Requirement:
Every line below is to be quoted exactly, with nothing added or dropped.

-- Start Exercise inputs --

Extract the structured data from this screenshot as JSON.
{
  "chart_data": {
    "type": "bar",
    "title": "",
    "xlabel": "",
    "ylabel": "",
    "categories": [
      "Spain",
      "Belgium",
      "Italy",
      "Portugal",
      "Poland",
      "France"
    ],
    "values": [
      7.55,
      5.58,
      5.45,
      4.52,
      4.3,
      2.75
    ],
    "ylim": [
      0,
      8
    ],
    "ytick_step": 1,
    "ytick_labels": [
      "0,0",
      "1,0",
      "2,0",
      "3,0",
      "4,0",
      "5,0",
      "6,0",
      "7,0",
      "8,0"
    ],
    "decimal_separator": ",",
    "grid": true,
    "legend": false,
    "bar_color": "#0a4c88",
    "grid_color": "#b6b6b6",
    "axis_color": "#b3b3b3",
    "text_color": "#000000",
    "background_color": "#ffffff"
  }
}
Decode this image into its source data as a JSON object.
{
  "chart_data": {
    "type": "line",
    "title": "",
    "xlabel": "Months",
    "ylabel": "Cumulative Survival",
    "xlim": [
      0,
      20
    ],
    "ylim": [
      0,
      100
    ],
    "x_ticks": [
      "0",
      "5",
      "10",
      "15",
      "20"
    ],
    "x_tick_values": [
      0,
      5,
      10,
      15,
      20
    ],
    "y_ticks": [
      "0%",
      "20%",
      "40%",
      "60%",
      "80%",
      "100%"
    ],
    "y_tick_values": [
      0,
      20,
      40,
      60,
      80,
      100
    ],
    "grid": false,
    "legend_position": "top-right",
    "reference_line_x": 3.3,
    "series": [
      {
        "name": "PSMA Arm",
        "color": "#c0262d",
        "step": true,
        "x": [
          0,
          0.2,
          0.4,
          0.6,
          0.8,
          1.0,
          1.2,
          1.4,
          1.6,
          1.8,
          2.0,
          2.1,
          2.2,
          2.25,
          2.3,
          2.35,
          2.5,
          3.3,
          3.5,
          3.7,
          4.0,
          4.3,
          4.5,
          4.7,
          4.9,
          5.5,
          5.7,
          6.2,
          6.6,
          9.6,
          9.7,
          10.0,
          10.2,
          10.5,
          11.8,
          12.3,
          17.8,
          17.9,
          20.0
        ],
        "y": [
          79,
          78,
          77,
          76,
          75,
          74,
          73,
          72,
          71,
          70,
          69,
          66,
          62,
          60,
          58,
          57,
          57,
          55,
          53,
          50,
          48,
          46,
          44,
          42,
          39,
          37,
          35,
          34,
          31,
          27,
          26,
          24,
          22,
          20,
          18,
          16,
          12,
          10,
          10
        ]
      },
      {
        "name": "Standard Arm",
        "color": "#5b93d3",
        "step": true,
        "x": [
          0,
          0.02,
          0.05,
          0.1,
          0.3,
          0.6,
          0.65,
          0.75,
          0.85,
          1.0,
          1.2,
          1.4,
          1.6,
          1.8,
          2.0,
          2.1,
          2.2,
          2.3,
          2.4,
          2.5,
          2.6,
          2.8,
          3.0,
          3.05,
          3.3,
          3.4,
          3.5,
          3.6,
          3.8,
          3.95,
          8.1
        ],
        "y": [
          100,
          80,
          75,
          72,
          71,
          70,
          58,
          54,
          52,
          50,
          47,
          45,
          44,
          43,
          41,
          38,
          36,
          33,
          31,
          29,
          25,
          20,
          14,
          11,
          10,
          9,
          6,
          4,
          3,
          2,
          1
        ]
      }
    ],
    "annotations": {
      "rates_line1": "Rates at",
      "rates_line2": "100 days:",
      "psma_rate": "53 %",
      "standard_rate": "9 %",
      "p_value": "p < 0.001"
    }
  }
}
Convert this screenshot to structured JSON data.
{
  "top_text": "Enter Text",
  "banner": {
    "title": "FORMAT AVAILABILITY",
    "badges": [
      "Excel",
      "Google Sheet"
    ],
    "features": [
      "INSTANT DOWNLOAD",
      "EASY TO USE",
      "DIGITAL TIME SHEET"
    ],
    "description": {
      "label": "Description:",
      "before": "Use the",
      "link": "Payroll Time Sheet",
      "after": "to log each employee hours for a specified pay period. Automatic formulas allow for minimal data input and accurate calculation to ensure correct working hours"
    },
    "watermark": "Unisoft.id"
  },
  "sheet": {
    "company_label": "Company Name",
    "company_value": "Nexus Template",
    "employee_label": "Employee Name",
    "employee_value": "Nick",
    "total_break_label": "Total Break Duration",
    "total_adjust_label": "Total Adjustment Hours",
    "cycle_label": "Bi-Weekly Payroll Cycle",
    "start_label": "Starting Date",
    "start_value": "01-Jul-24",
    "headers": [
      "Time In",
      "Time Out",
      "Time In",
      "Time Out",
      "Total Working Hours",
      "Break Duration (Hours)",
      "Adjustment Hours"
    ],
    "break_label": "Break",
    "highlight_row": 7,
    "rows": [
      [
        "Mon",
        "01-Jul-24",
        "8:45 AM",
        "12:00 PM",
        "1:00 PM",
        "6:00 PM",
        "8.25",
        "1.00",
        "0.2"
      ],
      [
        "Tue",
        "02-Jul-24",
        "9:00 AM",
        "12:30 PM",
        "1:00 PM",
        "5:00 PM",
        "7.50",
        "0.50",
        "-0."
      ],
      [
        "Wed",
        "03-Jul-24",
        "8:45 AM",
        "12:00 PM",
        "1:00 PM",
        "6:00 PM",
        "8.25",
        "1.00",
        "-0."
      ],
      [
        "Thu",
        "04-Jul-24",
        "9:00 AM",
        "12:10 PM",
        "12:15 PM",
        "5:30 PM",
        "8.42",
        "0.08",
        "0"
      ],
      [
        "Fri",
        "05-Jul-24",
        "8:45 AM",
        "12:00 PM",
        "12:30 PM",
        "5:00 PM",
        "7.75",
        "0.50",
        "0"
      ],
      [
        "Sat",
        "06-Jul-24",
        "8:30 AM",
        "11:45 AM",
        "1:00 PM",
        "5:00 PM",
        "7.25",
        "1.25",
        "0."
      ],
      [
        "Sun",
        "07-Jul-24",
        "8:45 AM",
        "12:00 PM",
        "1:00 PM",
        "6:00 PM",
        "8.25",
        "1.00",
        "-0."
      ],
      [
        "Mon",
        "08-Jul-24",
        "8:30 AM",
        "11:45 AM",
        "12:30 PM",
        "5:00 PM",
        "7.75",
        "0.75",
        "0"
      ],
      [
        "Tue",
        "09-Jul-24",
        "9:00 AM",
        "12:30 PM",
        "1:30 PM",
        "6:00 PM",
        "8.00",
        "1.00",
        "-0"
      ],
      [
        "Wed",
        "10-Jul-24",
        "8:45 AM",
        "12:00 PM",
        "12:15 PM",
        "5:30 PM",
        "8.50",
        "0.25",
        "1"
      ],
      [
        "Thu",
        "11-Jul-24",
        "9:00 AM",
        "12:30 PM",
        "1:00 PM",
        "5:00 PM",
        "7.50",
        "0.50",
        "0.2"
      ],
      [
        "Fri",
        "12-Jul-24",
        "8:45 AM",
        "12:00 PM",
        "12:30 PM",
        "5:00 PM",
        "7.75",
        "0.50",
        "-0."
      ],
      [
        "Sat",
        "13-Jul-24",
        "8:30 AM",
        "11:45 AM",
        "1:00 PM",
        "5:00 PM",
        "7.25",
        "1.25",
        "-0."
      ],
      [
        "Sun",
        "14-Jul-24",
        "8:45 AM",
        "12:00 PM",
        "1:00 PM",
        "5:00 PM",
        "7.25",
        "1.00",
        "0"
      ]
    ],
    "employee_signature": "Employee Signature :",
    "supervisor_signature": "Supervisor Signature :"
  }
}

-- End Exercise inputs --

Solution below:
Extract the structured data from this screenshot as JSON.
{
  "chart_data": {
    "type": "bar",
    "title": "",
    "xlabel": "",
    "ylabel": "",
    "categories": [
      "Spain",
      "Belgium",
      "Italy",
      "Portugal",
      "Poland",
      "France"
    ],
    "values": [
      7.55,
      5.58,
      5.45,
      4.52,
      4.3,
      2.75
    ],
    "ylim": [
      0,
      8
    ],
    "ytick_step": 1,
    "ytick_labels": [
      "0,0",
      "1,0",
      "2,0",
      "3,0",
      "4,0",
      "5,0",
      "6,0",
      "7,0",
      "8,0"
    ],
    "decimal_separator": ",",
    "grid": true,
    "legend": false,
    "bar_color": "#0a4c88",
    "grid_color": "#b6b6b6",
    "axis_color": "#b3b3b3",
    "text_color": "#000000",
    "background_color": "#ffffff"
  }
}
Decode this image into its source data as a JSON object.
{
  "chart_data": {
    "type": "line",
    "title": "",
    "xlabel": "Months",
    "ylabel": "Cumulative Survival",
    "xlim": [
      0,
      20
    ],
    "ylim": [
      0,
      100
    ],
    "x_ticks": [
      "0",
      "5",
      "10",
      "15",
      "20"
    ],
    "x_tick_values": [
      0,
      5,
      10,
      15,
      20
    ],
    "y_ticks": [
      "0%",
      "20%",
      "40%",
      "60%",
      "80%",
      "100%"
    ],
    "y_tick_values": [
      0,
      20,
      40,
      60,
      80,
      100
    ],
    "grid": false,
    "legend_position": "top-right",
    "reference_line_x": 3.3,
    "series": [
      {
        "name": "PSMA Arm",
        "color": "#c0262d",
        "step": true,
        "x": [
          0,
          0.2,
          0.4,
          0.6,
          0.8,
          1.0,
          1.2,
          1.4,
          1.6,
          1.8,
          2.0,
          2.1,
          2.2,
          2.25,
          2.3,
          2.35,
          2.5,
          3.3,
          3.5,
          3.7,
          4.0,
          4.3,
          4.5,
          4.7,
          4.9,
          5.5,
          5.7,
          6.2,
          6.6,
          9.6,
          9.7,
          10.0,
          10.2,
          10.5,
          11.8,
          12.3,
          17.8,
          17.9,
          20.0
        ],
        "y": [
          79,
          78,
          77,
          76,
          75,
          74,
          73,
          72,
          71,
          70,
          69,
          66,
          62,
          60,
          58,
          57,
          57,
          55,
          53,
          50,
          48,
          46,
          44,
          42,
          39,
          37,
          35,
          34,
          31,
          27,
          26,
          24,
          22,
          20,
          18,
          16,
          12,
          10,
          10
        ]
      },
      {
        "name": "Standard Arm",
        "color": "#5b93d3",
        "step": true,
        "x": [
          0,
          0.02,
          0.05,
          0.1,
          0.3,
          0.6,
          0.65,
          0.75,
          0.85,
          1.0,
          1.2,
          1.4,
          1.6,
          1.8,
          2.0,
          2.1,
          2.2,
          2.3,
          2.4,
          2.5,
          2.6,
          2.8,
          3.0,
          3.05,
          3.3,
          3.4,
          3.5,
          3.6,
          3.8,
          3.95,
          8.1
        ],
        "y": [
          100,
          80,
          75,
          72,
          71,
          70,
          58,
          54,
          52,
          50,
          47,
          45,
          44,
          43,
          41,
          38,
          36,
          33,
          31,
          29,
          25,
          20,
          14,
          11,
          10,
          9,
          6,
          4,
          3,
          2,
          1
        ]
      }
    ],
    "annotations": {
      "rates_line1": "Rates at",
      "rates_line2": "100 days:",
      "psma_rate": "53 %",
      "standard_rate": "9 %",
      "p_value": "p < 0.001"
    }
  }
}
Convert this screenshot to structured JSON data.
{
  "top_text": "Enter Text",
  "banner": {
    "title": "FORMAT AVAILABILITY",
    "badges": [
      "Excel",
      "Google Sheet"
    ],
    "features": [
      "INSTANT DOWNLOAD",
      "EASY TO USE",
      "DIGITAL TIME SHEET"
    ],
    "description": {
      "label": "Description:",
      "before": "Use the",
      "link": "Payroll Time Sheet",
      "after": "to log each employee hours for a specified pay period. Automatic formulas allow for minimal data input and accurate calculation to ensure correct working hours"
    },
    "watermark": "Unisoft.id"
  },
  "sheet": {
    "company_label": "Company Name",
    "company_value": "Nexus Template",
    "employee_label": "Employee Name",
    "employee_value": "Nick",
    "total_break_label": "Total Break Duration",
    "total_adjust_label": "Total Adjustment Hours",
    "cycle_label": "Bi-Weekly Payroll Cycle",
    "start_label": "Starting Date",
    "start_value": "01-Jul-24",
    "headers": [
      "Time In",
      "Time Out",
      "Time In",
      "Time Out",
      "Total Working Hours",
      "Break Duration (Hours)",
      "Adjustment Hours"
    ],
    "break_label": "Break",
    "highlight_row": 7,
    "rows": [
      [
        "Mon",
        "01-Jul-24",
        "8:45 AM",
        "12:00 PM",
        "1:00 PM",
        "6:00 PM",
        "8.25",
        "1.00",
        "0.2"
      ],
      [
        "Tue",
        "02-Jul-24",
        "9:00 AM",
        "12:30 PM",
        "1:00 PM",
        "5:00 PM",
        "7.50",
        "0.50",
        "-0."
      ],
      [
        "Wed",
        "03-Jul-24",
        "8:45 AM",
        "12:00 PM",
        "1:00 PM",
        "6:00 PM",
        "8.25",
        "1.00",
        "-0."
      ],
      [
        "Thu",
        "04-Jul-24",
        "9:00 AM",
        "12:10 PM",
        "12:15 PM",
        "5:30 PM",
        "8.42",
        "0.08",
        "0"
      ],
      [
        "Fri",
        "05-Jul-24",
        "8:45 AM",
        "12:00 PM",
        "12:30 PM",
        "5:00 PM",
        "7.75",
        "0.50",
        "0"
      ],
      [
        "Sat",
        "06-Jul-24",
        "8:30 AM",
        "11:45 AM",
        "1:00 PM",
        "5:00 PM",
        "7.25",
        "1.25",
        "0."
      ],
      [
        "Sun",
        "07-Jul-24",
        "8:45 AM",
        "12:00 PM",
        "1:00 PM",
        "6:00 PM",
        "8.25",
        "1.00",
        "-0."
      ],
      [
        "Mon",
        "08-Jul-24",
        "8:30 AM",
        "11:45 AM",
        "12:30 PM",
        "5:00 PM",
        "7.75",
        "0.75",
        "0"
      ],
      [
        "Tue",
        "09-Jul-24",
        "9:00 AM",
        "12:30 PM",
        "1:30 PM",
        "6:00 PM",
        "8.00",
        "1.00",
        "-0"
      ],
      [
        "Wed",
        "10-Jul-24",
        "8:45 AM",
        "12:00 PM",
        "12:15 PM",
        "5:30 PM",
        "8.50",
        "0.25",
        "1"
      ],
      [
        "Thu",
        "11-Jul-24",
        "9:00 AM",
        "12:30 PM",
        "1:00 PM",
        "5:00 PM",
        "7.50",
        "0.50",
        "0.2"
      ],
      [
        "Fri",
        "12-Jul-24",
        "8:45 AM",
        "12:00 PM",
        "12:30 PM",
        "5:00 PM",
        "7.75",
        "0.50",
        "-0."
      ],
      [
        "Sat",
        "13-Jul-24",
        "8:30 AM",
        "11:45 AM",
        "1:00 PM",
        "5:00 PM",
        "7.25",
        "1.25",
        "-0."
      ],
      [
        "Sun",
        "14-Jul-24",
        "8:45 AM",
        "12:00 PM",
        "1:00 PM",
        "5:00 PM",
        "7.25",
        "1.00",
        "0"
      ]
    ],
    "employee_signature": "Employee Signature :",
    "supervisor_signature": "Supervisor Signature :"
  }
}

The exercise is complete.